Data entries for graphics:
....

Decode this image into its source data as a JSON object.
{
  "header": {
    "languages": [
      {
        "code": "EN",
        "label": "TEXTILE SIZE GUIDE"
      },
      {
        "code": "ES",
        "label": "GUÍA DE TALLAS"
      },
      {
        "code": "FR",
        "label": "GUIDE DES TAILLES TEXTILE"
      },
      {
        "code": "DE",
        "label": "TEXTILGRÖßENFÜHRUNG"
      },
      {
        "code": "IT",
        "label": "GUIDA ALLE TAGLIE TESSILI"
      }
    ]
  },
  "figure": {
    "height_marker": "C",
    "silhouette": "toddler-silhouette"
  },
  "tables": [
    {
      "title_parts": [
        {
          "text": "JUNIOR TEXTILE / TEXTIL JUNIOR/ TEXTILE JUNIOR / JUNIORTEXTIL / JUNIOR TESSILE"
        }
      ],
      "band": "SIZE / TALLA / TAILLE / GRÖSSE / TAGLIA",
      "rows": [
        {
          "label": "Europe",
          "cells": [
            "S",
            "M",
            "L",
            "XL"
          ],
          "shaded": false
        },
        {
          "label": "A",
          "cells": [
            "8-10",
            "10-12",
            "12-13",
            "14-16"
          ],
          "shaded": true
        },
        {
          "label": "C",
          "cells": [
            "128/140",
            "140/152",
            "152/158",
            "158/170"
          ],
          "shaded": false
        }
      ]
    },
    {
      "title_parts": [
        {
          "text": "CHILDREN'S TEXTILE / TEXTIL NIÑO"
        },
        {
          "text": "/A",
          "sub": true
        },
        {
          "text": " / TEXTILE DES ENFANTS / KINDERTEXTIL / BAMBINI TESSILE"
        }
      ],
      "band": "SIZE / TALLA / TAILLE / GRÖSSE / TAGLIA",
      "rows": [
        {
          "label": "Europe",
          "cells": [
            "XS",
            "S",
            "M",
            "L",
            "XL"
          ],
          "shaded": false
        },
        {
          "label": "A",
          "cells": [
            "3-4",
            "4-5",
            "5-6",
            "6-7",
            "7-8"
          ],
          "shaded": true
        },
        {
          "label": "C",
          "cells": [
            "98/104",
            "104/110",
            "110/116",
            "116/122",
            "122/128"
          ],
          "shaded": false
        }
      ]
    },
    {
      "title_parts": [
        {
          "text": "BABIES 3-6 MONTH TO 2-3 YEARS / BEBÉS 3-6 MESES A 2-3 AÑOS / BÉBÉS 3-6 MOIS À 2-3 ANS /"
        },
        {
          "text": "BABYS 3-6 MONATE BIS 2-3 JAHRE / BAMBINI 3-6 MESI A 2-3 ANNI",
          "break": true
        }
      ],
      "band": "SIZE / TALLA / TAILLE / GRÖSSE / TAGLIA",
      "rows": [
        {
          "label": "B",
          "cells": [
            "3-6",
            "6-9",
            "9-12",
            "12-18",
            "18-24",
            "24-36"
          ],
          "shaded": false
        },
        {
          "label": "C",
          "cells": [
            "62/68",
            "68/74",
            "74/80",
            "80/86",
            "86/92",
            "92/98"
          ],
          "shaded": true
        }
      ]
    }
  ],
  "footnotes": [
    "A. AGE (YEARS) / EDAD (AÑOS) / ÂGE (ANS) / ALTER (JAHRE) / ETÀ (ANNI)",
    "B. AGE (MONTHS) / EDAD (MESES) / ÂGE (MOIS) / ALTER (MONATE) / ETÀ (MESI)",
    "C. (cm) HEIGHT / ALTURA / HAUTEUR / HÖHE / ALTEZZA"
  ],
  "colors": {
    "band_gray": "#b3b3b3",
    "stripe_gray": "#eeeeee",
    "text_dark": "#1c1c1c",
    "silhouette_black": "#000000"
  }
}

....

■ Objective: Using the material above, print every entry exactly as written.

■ Solution to this task:
Decode this image into its source data as a JSON object.
{
  "header": {
    "languages": [
      {
        "code": "EN",
        "label": "TEXTILE SIZE GUIDE"
      },
      {
        "code": "ES",
        "label": "GUÍA DE TALLAS"
      },
      {
        "code": "FR",
        "label": "GUIDE DES TAILLES TEXTILE"
      },
      {
        "code": "DE",
        "label": "TEXTILGRÖßENFÜHRUNG"
      },
      {
        "code": "IT",
        "label": "GUIDA ALLE TAGLIE TESSILI"
      }
    ]
  },
  "figure": {
    "height_marker": "C",
    "silhouette": "toddler-silhouette"
  },
  "tables": [
    {
      "title_parts": [
        {
          "text": "JUNIOR TEXTILE / TEXTIL JUNIOR/ TEXTILE JUNIOR / JUNIORTEXTIL / JUNIOR TESSILE"
        }
      ],
      "band": "SIZE / TALLA / TAILLE / GRÖSSE / TAGLIA",
      "rows": [
        {
          "label": "Europe",
          "cells": [
            "S",
            "M",
            "L",
            "XL"
          ],
          "shaded": false
        },
        {
          "label": "A",
          "cells": [
            "8-10",
            "10-12",
            "12-13",
            "14-16"
          ],
          "shaded": true
        },
        {
          "label": "C",
          "cells": [
            "128/140",
            "140/152",
            "152/158",
            "158/170"
          ],
          "shaded": false
        }
      ]
    },
    {
      "title_parts": [
        {
          "text": "CHILDREN'S TEXTILE / TEXTIL NIÑO"
        },
        {
          "text": "/A",
          "sub": true
        },
        {
          "text": " / TEXTILE DES ENFANTS / KINDERTEXTIL / BAMBINI TESSILE"
        }
      ],
      "band": "SIZE / TALLA / TAILLE / GRÖSSE / TAGLIA",
      "rows": [
        {
          "label": "Europe",
          "cells": [
            "XS",
            "S",
            "M",
            "L",
            "XL"
          ],
          "shaded": false
        },
        {
          "label": "A",
          "cells": [
            "3-4",
            "4-5",
            "5-6",
            "6-7",
            "7-8"
          ],
          "shaded": true
        },
        {
          "label": "C",
          "cells": [
            "98/104",
            "104/110",
            "110/116",
            "116/122",
            "122/128"
          ],
          "shaded": false
        }
      ]
    },
    {
      "title_parts": [
        {
          "text": "BABIES 3-6 MONTH TO 2-3 YEARS / BEBÉS 3-6 MESES A 2-3 AÑOS / BÉBÉS 3-6 MOIS À 2-3 ANS /"
        },
        {
          "text": "BABYS 3-6 MONATE BIS 2-3 JAHRE / BAMBINI 3-6 MESI A 2-3 ANNI",
          "break": true
        }
      ],
      "band": "SIZE / TALLA / TAILLE / GRÖSSE / TAGLIA",
      "rows": [
        {
          "label": "B",
          "cells": [
            "3-6",
            "6-9",
            "9-12",
            "12-18",
            "18-24",
            "24-36"
          ],
          "shaded": false
        },
        {
          "label": "C",
          "cells": [
            "62/68",
            "68/74",
            "74/80",
            "80/86",
            "86/92",
            "92/98"
          ],
          "shaded": true
        }
      ]
    }
  ],
  "footnotes": [
    "A. AGE (YEARS) / EDAD (AÑOS) / ÂGE (ANS) / ALTER (JAHRE) / ETÀ (ANNI)",
    "B. AGE (MONTHS) / EDAD (MESES) / ÂGE (MOIS) / ALTER (MONATE) / ETÀ (MESI)",
    "C. (cm) HEIGHT / ALTURA / HAUTEUR / HÖHE / ALTEZZA"
  ],
  "colors": {
    "band_gray": "#b3b3b3",
    "stripe_gray": "#eeeeee",
    "text_dark": "#1c1c1c",
    "silhouette_black": "#000000"
  }
}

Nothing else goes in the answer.